What you need to do ▸ Gather each line in the entries that includes the string "color".

━━━━━ Input rows ━━━━━

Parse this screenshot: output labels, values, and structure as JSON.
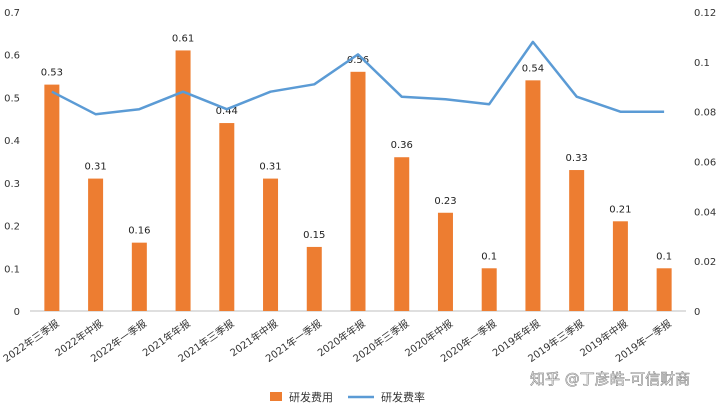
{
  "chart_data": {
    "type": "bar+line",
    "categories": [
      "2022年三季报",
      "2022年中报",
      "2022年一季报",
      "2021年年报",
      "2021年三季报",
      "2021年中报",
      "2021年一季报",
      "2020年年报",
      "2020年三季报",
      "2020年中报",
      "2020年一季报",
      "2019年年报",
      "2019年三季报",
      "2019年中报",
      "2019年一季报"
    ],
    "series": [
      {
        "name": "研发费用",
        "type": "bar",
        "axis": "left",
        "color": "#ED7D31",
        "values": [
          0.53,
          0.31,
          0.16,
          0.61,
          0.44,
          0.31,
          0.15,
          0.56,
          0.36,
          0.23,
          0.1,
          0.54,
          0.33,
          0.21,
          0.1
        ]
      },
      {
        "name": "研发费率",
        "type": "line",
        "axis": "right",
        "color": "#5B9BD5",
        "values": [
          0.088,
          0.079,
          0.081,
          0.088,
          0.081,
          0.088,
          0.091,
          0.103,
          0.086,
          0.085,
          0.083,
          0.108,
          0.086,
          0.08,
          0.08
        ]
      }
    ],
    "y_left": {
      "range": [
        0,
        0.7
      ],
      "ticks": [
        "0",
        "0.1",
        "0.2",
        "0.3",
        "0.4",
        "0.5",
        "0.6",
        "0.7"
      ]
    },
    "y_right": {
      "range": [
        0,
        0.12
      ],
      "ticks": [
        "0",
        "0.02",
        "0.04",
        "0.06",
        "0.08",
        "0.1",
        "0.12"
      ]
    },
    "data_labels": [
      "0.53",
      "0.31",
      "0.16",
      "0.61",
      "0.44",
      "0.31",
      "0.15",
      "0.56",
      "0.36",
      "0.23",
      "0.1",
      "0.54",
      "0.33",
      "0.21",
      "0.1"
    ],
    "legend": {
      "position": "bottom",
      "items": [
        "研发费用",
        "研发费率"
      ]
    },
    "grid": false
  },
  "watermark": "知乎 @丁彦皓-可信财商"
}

━━━━━
━━━━━ Input rows ━━━━━

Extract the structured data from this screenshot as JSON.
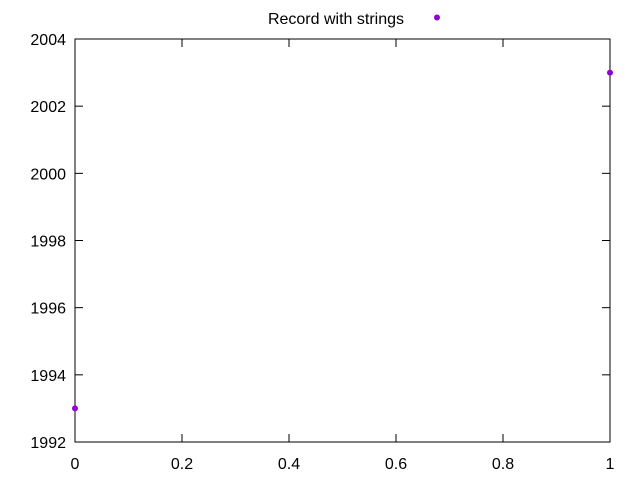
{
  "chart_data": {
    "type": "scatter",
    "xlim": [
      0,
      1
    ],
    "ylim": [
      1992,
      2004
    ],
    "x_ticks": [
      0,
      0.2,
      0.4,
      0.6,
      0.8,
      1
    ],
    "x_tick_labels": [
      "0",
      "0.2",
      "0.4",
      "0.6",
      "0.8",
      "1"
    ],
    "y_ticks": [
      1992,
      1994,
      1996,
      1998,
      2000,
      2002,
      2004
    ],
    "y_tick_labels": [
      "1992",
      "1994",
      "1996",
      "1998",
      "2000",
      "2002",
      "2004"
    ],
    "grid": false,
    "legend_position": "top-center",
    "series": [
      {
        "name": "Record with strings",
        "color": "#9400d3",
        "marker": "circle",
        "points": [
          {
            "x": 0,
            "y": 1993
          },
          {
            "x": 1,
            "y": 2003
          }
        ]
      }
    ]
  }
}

━━━━━

Result of this task ▸
        "color": "#ED7D31",
        "color": "#5B9BD5",
        "color": "#9400d3",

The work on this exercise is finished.